Print every record below exactly as written.

>> Start Records provided

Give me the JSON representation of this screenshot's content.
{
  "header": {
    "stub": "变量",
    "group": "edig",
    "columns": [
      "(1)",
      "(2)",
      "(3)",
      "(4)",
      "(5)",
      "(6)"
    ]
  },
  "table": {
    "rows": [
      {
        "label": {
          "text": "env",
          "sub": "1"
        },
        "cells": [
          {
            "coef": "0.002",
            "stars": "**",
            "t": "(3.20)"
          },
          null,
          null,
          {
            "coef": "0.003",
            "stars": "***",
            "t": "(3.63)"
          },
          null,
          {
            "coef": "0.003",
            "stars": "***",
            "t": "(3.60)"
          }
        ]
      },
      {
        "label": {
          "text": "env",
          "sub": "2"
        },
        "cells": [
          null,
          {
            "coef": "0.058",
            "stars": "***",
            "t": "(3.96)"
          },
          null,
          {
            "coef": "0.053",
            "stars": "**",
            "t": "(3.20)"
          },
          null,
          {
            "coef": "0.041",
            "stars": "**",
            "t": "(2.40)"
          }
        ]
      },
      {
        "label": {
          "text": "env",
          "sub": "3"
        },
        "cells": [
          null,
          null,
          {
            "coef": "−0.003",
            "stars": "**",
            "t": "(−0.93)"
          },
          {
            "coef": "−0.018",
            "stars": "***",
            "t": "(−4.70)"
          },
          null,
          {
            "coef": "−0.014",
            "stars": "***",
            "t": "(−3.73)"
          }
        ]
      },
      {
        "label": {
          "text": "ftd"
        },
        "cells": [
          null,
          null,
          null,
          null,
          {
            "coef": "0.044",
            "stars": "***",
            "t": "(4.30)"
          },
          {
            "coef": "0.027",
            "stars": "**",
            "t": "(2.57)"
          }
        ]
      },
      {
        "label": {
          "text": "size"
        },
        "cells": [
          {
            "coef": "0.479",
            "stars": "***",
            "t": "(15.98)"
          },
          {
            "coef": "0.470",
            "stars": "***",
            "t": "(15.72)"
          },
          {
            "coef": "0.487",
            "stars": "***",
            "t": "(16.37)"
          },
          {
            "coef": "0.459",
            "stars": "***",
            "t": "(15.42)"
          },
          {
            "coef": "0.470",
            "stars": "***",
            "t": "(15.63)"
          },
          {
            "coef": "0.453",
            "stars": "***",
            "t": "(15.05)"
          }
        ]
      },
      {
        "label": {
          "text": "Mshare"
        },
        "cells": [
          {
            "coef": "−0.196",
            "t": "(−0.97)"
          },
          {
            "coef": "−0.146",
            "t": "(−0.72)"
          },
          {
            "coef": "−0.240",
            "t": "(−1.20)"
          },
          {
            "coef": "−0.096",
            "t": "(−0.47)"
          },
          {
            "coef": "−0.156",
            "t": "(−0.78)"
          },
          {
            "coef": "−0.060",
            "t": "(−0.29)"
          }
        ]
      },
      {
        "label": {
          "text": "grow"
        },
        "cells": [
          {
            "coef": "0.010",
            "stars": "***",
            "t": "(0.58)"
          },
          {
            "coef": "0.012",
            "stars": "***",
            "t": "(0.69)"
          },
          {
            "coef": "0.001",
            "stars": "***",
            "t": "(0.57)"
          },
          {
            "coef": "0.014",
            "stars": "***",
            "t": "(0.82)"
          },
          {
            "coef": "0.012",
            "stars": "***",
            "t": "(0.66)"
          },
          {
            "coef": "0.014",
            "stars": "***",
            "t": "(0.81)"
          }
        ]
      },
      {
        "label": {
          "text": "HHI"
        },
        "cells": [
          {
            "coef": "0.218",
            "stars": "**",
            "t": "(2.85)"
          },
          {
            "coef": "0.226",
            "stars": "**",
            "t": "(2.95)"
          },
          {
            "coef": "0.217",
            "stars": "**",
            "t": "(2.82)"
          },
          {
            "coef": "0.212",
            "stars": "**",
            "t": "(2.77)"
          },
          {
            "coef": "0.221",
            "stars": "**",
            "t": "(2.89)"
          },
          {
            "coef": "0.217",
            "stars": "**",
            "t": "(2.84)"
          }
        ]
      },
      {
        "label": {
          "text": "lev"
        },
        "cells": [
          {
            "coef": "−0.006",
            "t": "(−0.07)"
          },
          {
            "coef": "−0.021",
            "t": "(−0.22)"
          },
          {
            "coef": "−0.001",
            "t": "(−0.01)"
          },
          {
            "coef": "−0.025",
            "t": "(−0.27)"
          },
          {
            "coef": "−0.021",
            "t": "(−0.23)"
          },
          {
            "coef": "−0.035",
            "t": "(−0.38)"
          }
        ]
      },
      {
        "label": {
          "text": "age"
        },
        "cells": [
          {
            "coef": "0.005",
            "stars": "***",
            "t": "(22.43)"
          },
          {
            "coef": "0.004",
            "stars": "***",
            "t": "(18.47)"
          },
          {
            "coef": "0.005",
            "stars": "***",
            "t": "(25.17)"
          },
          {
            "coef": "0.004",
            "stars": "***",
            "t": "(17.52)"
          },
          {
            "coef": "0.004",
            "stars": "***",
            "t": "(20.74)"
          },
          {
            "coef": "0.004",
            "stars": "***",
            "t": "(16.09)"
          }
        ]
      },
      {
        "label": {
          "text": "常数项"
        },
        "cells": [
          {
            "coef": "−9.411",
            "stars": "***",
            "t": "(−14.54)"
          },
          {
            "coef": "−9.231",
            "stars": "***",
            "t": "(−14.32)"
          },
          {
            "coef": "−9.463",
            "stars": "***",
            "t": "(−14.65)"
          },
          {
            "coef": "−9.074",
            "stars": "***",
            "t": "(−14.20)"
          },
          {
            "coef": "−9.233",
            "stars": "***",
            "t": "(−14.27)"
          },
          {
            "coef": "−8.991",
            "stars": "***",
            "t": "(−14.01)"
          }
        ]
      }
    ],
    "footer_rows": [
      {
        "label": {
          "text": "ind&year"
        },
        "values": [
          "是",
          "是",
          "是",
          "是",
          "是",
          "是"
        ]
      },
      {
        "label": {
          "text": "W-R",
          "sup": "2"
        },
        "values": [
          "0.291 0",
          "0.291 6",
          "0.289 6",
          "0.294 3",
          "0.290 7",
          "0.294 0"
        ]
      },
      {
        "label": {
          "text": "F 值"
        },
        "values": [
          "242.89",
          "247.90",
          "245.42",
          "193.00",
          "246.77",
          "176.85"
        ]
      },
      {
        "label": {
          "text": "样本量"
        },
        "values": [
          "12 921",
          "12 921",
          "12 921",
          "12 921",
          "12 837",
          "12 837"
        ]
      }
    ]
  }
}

>> End Records provided

**Solution for this task**.
Give me the JSON representation of this screenshot's content.
{
  "header": {
    "stub": "变量",
    "group": "edig",
    "columns": [
      "(1)",
      "(2)",
      "(3)",
      "(4)",
      "(5)",
      "(6)"
    ]
  },
  "table": {
    "rows": [
      {
        "label": {
          "text": "env",
          "sub": "1"
        },
        "cells": [
          {
            "coef": "0.002",
            "stars": "**",
            "t": "(3.20)"
          },
          null,
          null,
          {
            "coef": "0.003",
            "stars": "***",
            "t": "(3.63)"
          },
          null,
          {
            "coef": "0.003",
            "stars": "***",
            "t": "(3.60)"
          }
        ]
      },
      {
        "label": {
          "text": "env",
          "sub": "2"
        },
        "cells": [
          null,
          {
            "coef": "0.058",
            "stars": "***",
            "t": "(3.96)"
          },
          null,
          {
            "coef": "0.053",
            "stars": "**",
            "t": "(3.20)"
          },
          null,
          {
            "coef": "0.041",
            "stars": "**",
            "t": "(2.40)"
          }
        ]
      },
      {
        "label": {
          "text": "env",
          "sub": "3"
        },
        "cells": [
          null,
          null,
          {
            "coef": "−0.003",
            "stars": "**",
            "t": "(−0.93)"
          },
          {
            "coef": "−0.018",
            "stars": "***",
            "t": "(−4.70)"
          },
          null,
          {
            "coef": "−0.014",
            "stars": "***",
            "t": "(−3.73)"
          }
        ]
      },
      {
        "label": {
          "text": "ftd"
        },
        "cells": [
          null,
          null,
          null,
          null,
          {
            "coef": "0.044",
            "stars": "***",
            "t": "(4.30)"
          },
          {
            "coef": "0.027",
            "stars": "**",
            "t": "(2.57)"
          }
        ]
      },
      {
        "label": {
          "text": "size"
        },
        "cells": [
          {
            "coef": "0.479",
            "stars": "***",
            "t": "(15.98)"
          },
          {
            "coef": "0.470",
            "stars": "***",
            "t": "(15.72)"
          },
          {
            "coef": "0.487",
            "stars": "***",
            "t": "(16.37)"
          },
          {
            "coef": "0.459",
            "stars": "***",
            "t": "(15.42)"
          },
          {
            "coef": "0.470",
            "stars": "***",
            "t": "(15.63)"
          },
          {
            "coef": "0.453",
            "stars": "***",
            "t": "(15.05)"
          }
        ]
      },
      {
        "label": {
          "text": "Mshare"
        },
        "cells": [
          {
            "coef": "−0.196",
            "t": "(−0.97)"
          },
          {
            "coef": "−0.146",
            "t": "(−0.72)"
          },
          {
            "coef": "−0.240",
            "t": "(−1.20)"
          },
          {
            "coef": "−0.096",
            "t": "(−0.47)"
          },
          {
            "coef": "−0.156",
            "t": "(−0.78)"
          },
          {
            "coef": "−0.060",
            "t": "(−0.29)"
          }
        ]
      },
      {
        "label": {
          "text": "grow"
        },
        "cells": [
          {
            "coef": "0.010",
            "stars": "***",
            "t": "(0.58)"
          },
          {
            "coef": "0.012",
            "stars": "***",
            "t": "(0.69)"
          },
          {
            "coef": "0.001",
            "stars": "***",
            "t": "(0.57)"
          },
          {
            "coef": "0.014",
            "stars": "***",
            "t": "(0.82)"
          },
          {
            "coef": "0.012",
            "stars": "***",
            "t": "(0.66)"
          },
          {
            "coef": "0.014",
            "stars": "***",
            "t": "(0.81)"
          }
        ]
      },
      {
        "label": {
          "text": "HHI"
        },
        "cells": [
          {
            "coef": "0.218",
            "stars": "**",
            "t": "(2.85)"
          },
          {
            "coef": "0.226",
            "stars": "**",
            "t": "(2.95)"
          },
          {
            "coef": "0.217",
            "stars": "**",
            "t": "(2.82)"
          },
          {
            "coef": "0.212",
            "stars": "**",
            "t": "(2.77)"
          },
          {
            "coef": "0.221",
            "stars": "**",
            "t": "(2.89)"
          },
          {
            "coef": "0.217",
            "stars": "**",
            "t": "(2.84)"
          }
        ]
      },
      {
        "label": {
          "text": "lev"
        },
        "cells": [
          {
            "coef": "−0.006",
            "t": "(−0.07)"
          },
          {
            "coef": "−0.021",
            "t": "(−0.22)"
          },
          {
            "coef": "−0.001",
            "t": "(−0.01)"
          },
          {
            "coef": "−0.025",
            "t": "(−0.27)"
          },
          {
            "coef": "−0.021",
            "t": "(−0.23)"
          },
          {
            "coef": "−0.035",
            "t": "(−0.38)"
          }
        ]
      },
      {
        "label": {
          "text": "age"
        },
        "cells": [
          {
            "coef": "0.005",
            "stars": "***",
            "t": "(22.43)"
          },
          {
            "coef": "0.004",
            "stars": "***",
            "t": "(18.47)"
          },
          {
            "coef": "0.005",
            "stars": "***",
            "t": "(25.17)"
          },
          {
            "coef": "0.004",
            "stars": "***",
            "t": "(17.52)"
          },
          {
            "coef": "0.004",
            "stars": "***",
            "t": "(20.74)"
          },
          {
            "coef": "0.004",
            "stars": "***",
            "t": "(16.09)"
          }
        ]
      },
      {
        "label": {
          "text": "常数项"
        },
        "cells": [
          {
            "coef": "−9.411",
            "stars": "***",
            "t": "(−14.54)"
          },
          {
            "coef": "−9.231",
            "stars": "***",
            "t": "(−14.32)"
          },
          {
            "coef": "−9.463",
            "stars": "***",
            "t": "(−14.65)"
          },
          {
            "coef": "−9.074",
            "stars": "***",
            "t": "(−14.20)"
          },
          {
            "coef": "−9.233",
            "stars": "***",
            "t": "(−14.27)"
          },
          {
            "coef": "−8.991",
            "stars": "***",
            "t": "(−14.01)"
          }
        ]
      }
    ],
    "footer_rows": [
      {
        "label": {
          "text": "ind&year"
        },
        "values": [
          "是",
          "是",
          "是",
          "是",
          "是",
          "是"
        ]
      },
      {
        "label": {
          "text": "W-R",
          "sup": "2"
        },
        "values": [
          "0.291 0",
          "0.291 6",
          "0.289 6",
          "0.294 3",
          "0.290 7",
          "0.294 0"
        ]
      },
      {
        "label": {
          "text": "F 值"
        },
        "values": [
          "242.89",
          "247.90",
          "245.42",
          "193.00",
          "246.77",
          "176.85"
        ]
      },
      {
        "label": {
          "text": "样本量"
        },
        "values": [
          "12 921",
          "12 921",
          "12 921",
          "12 921",
          "12 837",
          "12 837"
        ]
      }
    ]
  }
}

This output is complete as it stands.